**Your goal**:
From the line with "- x-tick-label-2002: 2002: [439, 1654, 516, 1697]" to the line with "- panel-c-ylabel: Daily", give those lines of the records again with "rainfall" replaced by "precipitation" and everything else unchanged.

--------

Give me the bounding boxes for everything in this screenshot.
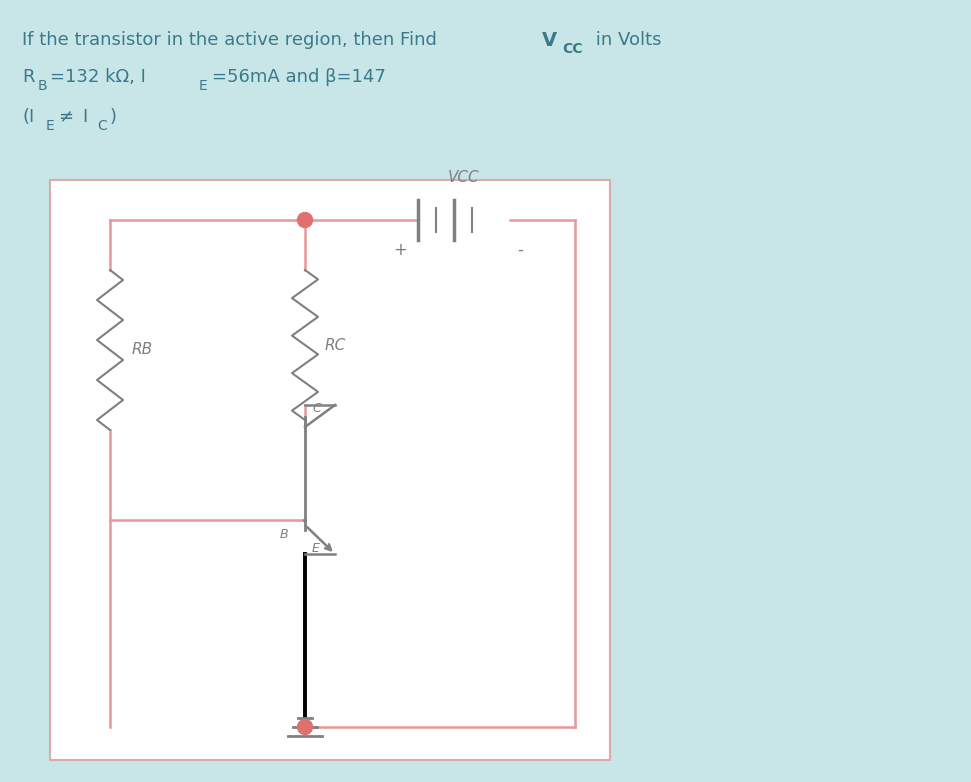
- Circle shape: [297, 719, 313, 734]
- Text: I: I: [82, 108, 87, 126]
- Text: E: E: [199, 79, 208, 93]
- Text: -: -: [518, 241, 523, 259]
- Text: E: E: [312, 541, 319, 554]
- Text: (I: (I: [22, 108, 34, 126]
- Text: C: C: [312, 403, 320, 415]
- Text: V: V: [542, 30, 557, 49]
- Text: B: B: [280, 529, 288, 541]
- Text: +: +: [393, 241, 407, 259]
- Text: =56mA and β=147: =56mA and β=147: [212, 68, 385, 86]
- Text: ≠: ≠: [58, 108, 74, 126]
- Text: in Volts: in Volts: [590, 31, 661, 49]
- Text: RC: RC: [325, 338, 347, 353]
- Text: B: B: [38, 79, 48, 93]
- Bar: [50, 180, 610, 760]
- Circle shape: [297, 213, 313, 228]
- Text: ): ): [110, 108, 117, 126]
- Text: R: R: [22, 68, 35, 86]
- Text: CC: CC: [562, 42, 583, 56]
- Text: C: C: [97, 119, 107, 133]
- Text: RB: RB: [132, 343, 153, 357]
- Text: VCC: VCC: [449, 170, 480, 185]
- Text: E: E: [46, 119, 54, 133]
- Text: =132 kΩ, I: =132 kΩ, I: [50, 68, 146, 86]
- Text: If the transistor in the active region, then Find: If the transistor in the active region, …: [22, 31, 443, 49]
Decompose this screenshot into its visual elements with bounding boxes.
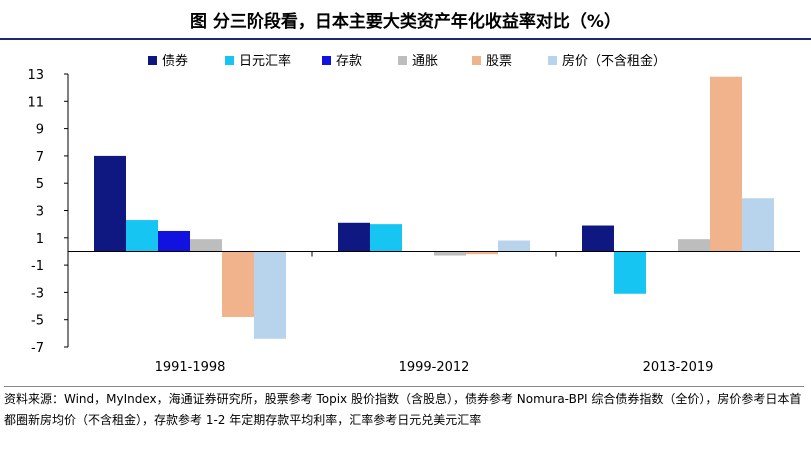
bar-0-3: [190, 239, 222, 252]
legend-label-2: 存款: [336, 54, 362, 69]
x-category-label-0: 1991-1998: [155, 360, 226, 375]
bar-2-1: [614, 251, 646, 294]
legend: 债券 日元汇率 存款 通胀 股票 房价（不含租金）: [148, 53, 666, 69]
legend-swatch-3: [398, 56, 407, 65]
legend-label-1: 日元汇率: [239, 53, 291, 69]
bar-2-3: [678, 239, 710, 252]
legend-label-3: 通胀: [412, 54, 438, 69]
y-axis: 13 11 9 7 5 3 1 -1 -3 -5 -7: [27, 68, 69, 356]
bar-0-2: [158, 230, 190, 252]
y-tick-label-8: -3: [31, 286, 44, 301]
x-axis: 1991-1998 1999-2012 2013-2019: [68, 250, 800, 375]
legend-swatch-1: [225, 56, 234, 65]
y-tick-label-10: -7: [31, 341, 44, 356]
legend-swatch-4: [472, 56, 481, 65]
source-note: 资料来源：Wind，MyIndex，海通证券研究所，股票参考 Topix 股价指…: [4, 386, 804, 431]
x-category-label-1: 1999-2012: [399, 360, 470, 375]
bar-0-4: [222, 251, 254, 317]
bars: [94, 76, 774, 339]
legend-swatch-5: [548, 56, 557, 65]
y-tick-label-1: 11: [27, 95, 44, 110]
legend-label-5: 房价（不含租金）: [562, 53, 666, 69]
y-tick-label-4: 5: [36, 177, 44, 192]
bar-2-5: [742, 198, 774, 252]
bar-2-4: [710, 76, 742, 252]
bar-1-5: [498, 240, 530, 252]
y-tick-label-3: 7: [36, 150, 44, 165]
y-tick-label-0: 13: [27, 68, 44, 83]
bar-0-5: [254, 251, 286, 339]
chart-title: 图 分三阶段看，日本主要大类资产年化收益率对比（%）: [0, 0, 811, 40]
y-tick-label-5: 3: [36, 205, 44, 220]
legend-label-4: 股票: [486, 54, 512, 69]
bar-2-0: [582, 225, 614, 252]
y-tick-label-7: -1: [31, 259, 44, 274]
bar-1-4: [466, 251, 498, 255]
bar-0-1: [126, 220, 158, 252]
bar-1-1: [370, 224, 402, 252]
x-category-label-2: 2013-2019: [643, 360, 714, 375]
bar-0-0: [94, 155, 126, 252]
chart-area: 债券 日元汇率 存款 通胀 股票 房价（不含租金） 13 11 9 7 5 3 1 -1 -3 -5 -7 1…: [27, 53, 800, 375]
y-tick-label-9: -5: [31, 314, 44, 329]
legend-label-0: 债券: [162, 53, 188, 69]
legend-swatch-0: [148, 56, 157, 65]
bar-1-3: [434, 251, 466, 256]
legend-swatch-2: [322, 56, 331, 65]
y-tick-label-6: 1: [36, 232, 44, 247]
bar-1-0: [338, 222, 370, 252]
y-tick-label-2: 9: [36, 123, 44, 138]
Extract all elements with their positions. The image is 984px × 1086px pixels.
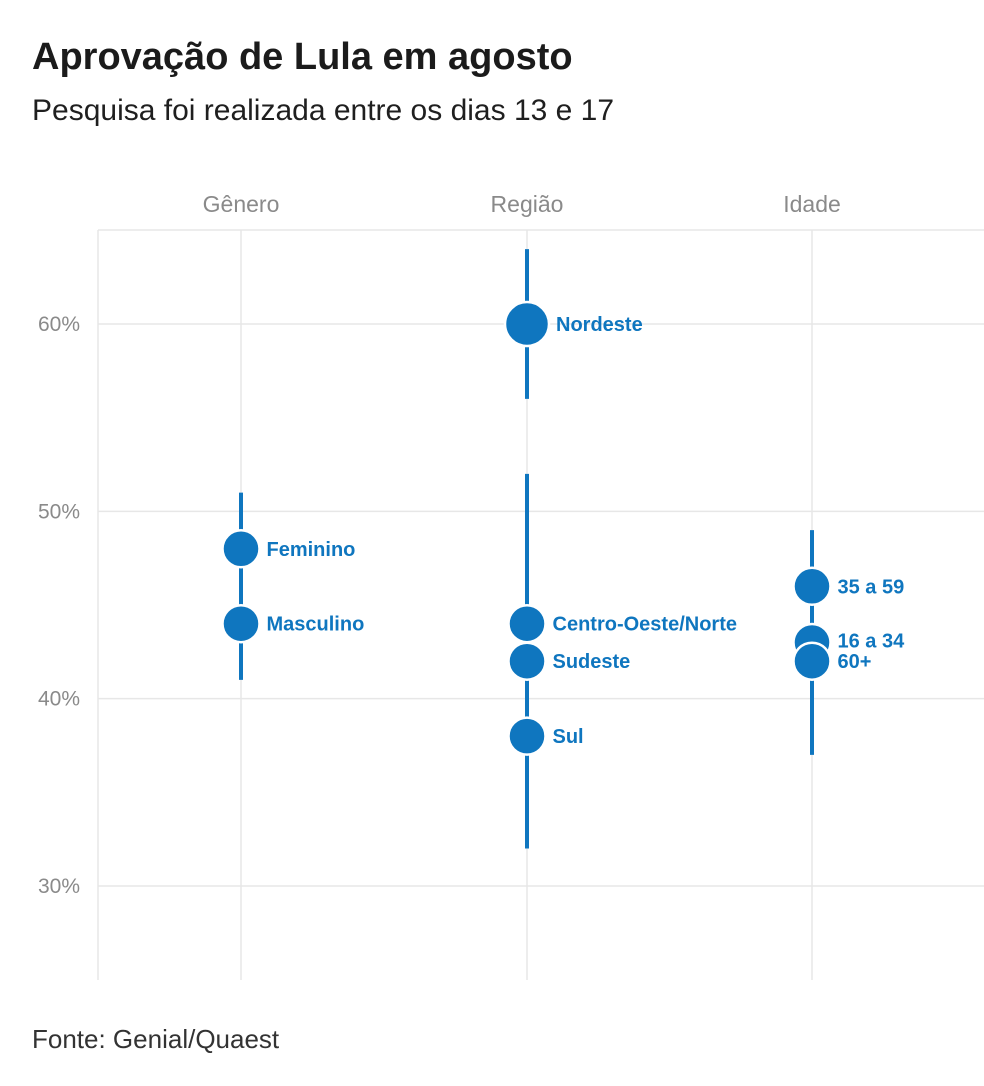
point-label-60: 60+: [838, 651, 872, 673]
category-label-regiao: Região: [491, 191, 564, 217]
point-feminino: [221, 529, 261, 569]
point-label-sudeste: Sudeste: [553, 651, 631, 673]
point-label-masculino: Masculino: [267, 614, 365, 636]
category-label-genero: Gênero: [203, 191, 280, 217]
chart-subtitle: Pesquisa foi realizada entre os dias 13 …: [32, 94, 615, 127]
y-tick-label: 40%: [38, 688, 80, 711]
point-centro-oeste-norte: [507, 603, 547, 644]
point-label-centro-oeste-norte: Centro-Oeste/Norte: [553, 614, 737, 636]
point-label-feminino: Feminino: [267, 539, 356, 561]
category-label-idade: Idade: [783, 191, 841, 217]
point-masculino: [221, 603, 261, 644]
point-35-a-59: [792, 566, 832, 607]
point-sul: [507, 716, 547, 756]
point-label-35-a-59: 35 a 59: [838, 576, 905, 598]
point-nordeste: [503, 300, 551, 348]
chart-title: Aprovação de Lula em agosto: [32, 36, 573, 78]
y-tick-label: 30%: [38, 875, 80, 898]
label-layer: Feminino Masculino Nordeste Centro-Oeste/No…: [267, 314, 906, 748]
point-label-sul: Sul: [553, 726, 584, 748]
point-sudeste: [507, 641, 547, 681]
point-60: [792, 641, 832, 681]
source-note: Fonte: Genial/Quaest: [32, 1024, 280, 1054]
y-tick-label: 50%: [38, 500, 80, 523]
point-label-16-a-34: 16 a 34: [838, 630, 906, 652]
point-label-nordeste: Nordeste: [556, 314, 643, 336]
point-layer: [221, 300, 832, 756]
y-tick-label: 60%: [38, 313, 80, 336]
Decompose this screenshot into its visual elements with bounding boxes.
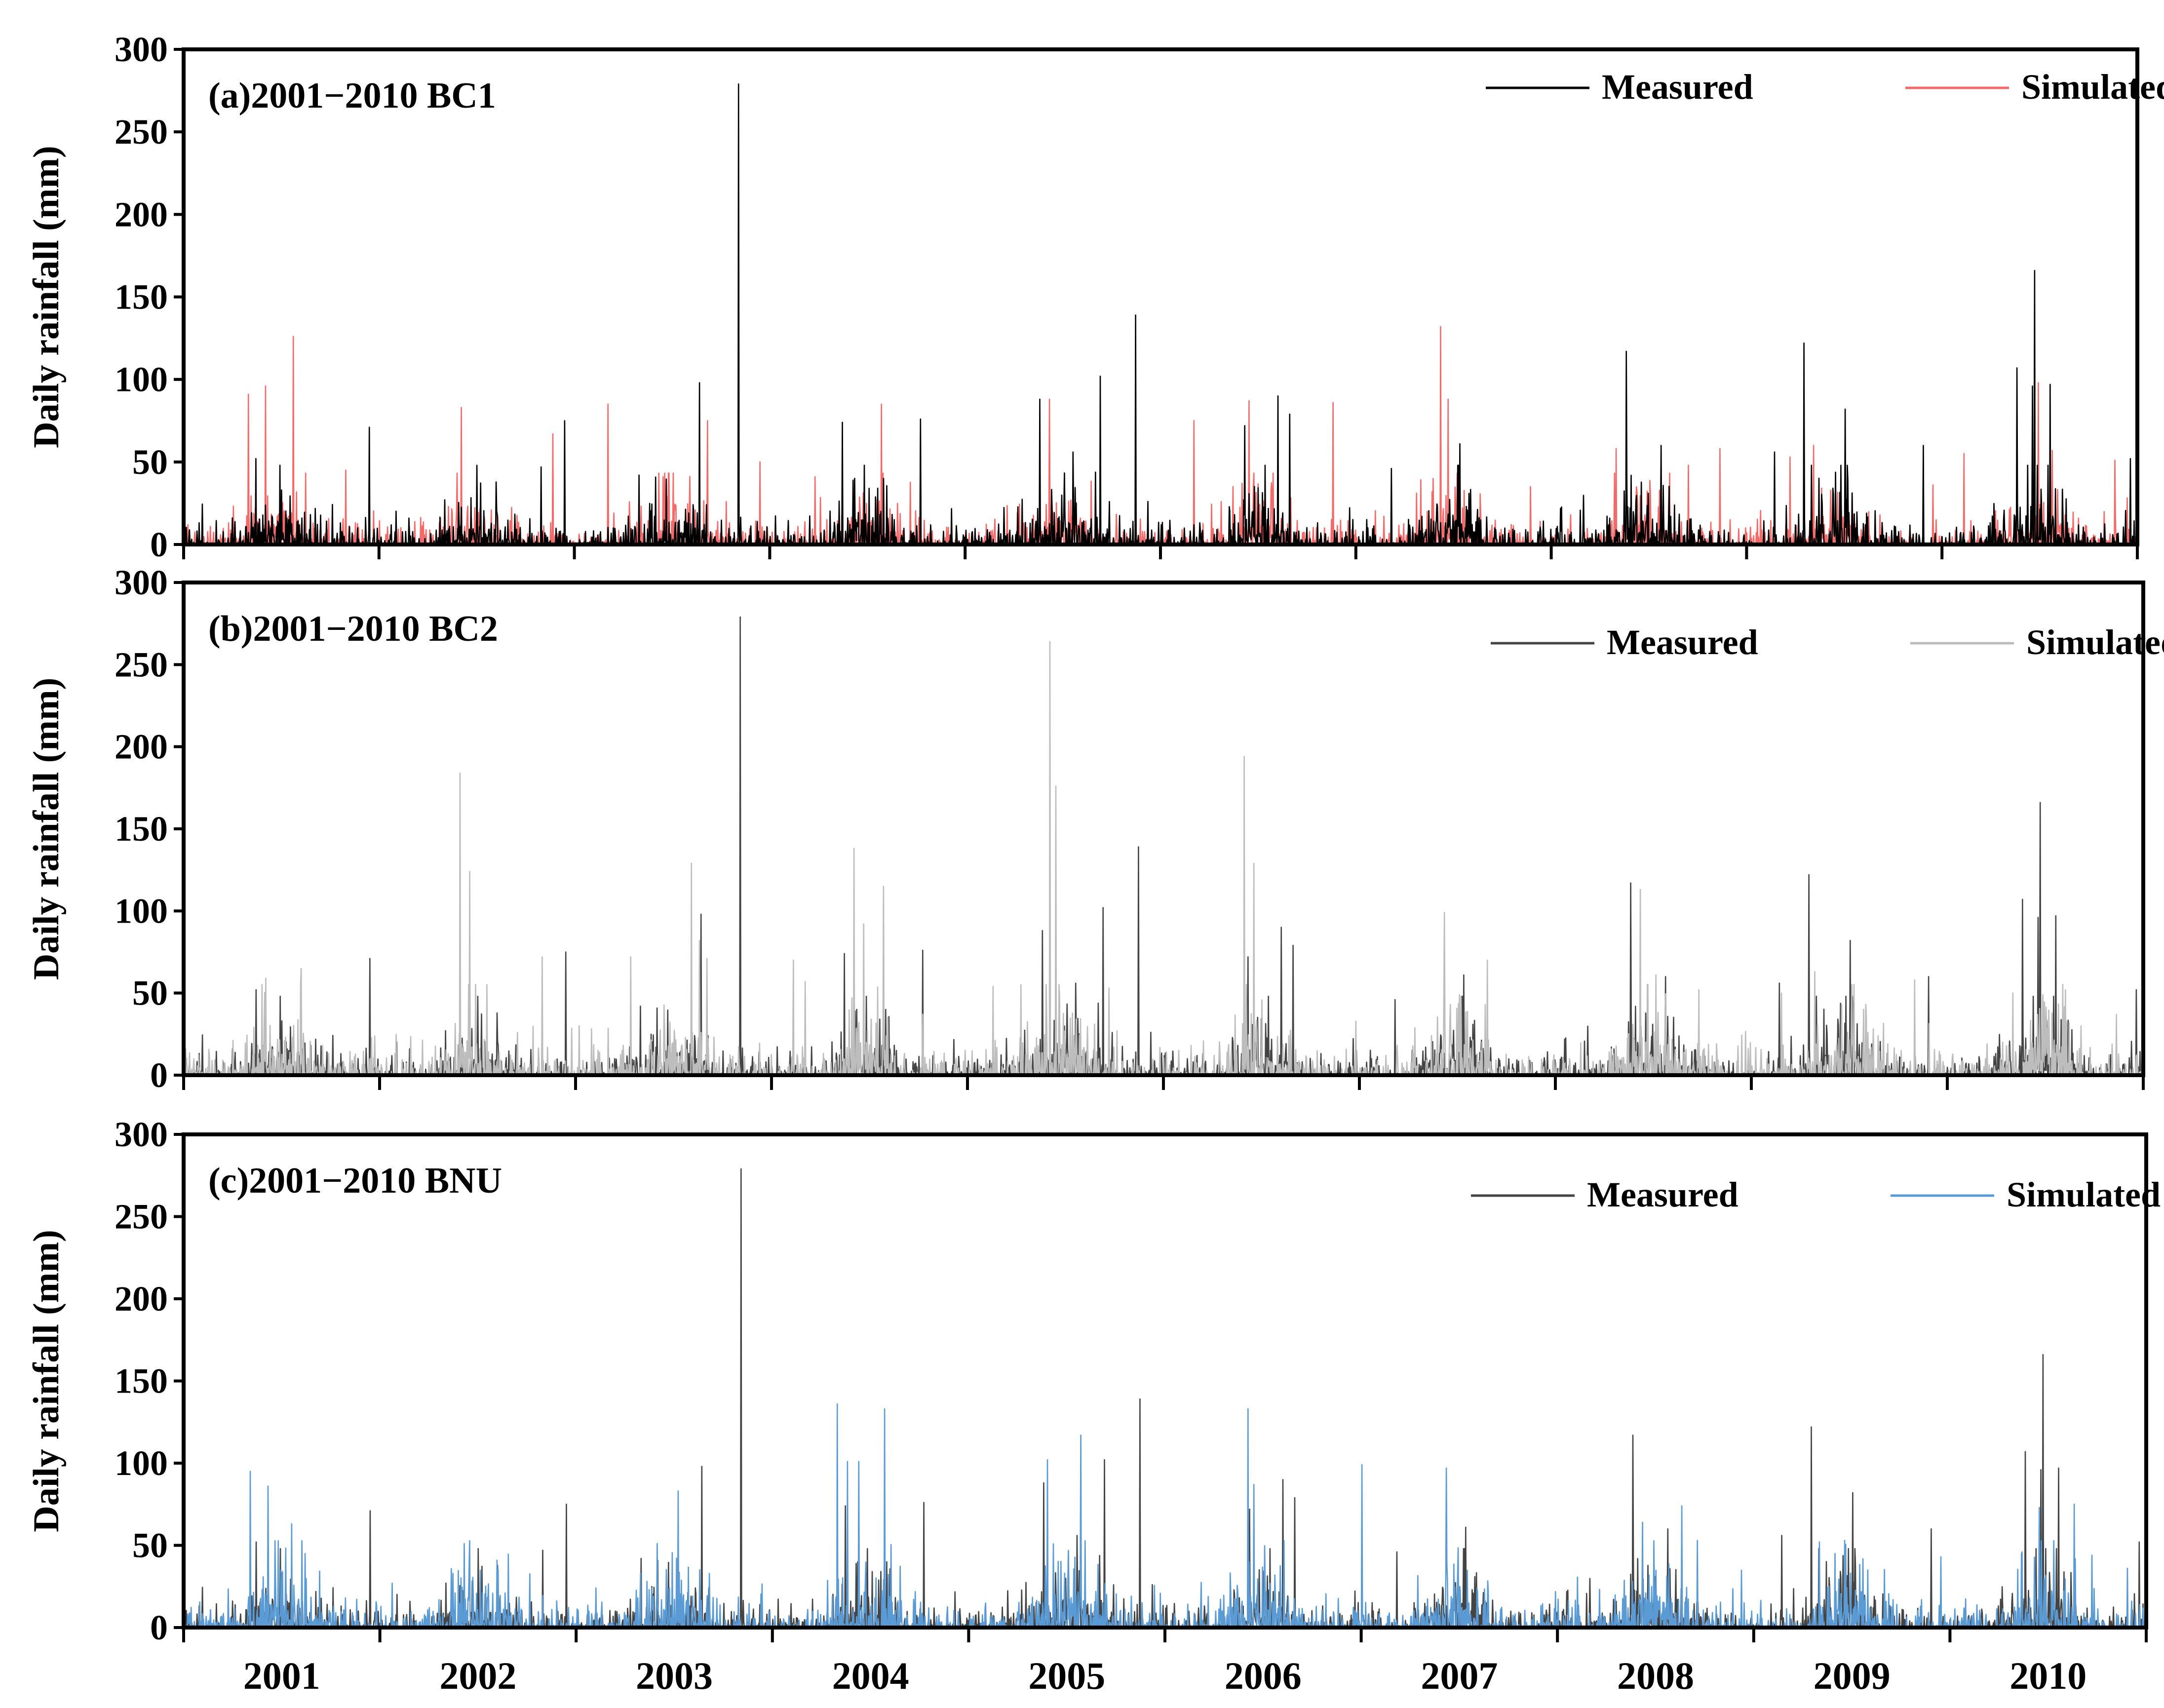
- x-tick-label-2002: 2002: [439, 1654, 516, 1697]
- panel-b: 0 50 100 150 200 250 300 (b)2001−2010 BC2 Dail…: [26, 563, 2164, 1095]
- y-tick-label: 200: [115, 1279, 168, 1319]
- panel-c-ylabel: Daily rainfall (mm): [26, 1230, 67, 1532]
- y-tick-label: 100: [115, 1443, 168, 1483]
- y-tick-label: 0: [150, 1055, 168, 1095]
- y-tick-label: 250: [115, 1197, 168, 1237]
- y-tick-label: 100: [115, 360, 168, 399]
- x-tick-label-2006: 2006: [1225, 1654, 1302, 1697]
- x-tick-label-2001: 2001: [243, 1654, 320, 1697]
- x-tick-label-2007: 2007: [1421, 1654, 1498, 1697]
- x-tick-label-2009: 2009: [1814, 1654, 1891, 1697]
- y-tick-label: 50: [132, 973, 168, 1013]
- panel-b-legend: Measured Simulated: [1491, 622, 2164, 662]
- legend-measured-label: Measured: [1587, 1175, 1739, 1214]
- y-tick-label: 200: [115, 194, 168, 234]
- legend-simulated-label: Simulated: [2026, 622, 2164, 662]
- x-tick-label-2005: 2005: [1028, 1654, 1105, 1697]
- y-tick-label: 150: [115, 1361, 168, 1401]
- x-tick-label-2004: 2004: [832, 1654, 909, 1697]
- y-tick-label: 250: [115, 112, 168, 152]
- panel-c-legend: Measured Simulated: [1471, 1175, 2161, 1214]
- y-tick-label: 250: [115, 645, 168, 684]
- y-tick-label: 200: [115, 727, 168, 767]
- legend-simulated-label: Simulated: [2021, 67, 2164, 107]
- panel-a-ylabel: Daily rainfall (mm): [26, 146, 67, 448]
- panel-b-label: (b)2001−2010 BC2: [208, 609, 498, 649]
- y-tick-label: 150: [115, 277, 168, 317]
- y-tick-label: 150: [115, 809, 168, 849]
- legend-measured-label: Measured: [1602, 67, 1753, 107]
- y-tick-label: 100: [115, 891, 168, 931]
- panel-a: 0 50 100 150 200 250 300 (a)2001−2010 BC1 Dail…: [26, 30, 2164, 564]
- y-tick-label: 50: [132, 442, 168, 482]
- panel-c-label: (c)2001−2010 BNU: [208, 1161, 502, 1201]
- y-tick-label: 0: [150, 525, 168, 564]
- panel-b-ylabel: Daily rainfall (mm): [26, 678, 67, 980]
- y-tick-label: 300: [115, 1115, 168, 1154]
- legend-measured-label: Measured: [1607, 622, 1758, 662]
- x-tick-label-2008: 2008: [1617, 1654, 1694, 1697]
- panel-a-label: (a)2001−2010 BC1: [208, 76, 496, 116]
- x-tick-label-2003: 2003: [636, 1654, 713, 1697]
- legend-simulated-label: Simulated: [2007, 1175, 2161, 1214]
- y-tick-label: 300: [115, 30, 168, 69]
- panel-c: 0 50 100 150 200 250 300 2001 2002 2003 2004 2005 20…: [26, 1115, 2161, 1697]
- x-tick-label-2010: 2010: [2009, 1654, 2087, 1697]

--------

**Task answer**:
- x-tick-label-2002: 2002: [439, 1654, 516, 1697]
- panel-b: 0 50 100 150 200 250 300 (b)2001−2010 BC2 Dail…: [26, 563, 2164, 1095]
- y-tick-label: 200: [115, 1279, 168, 1319]
- panel-c-ylabel: Daily precipitation (mm): [26, 1230, 67, 1532]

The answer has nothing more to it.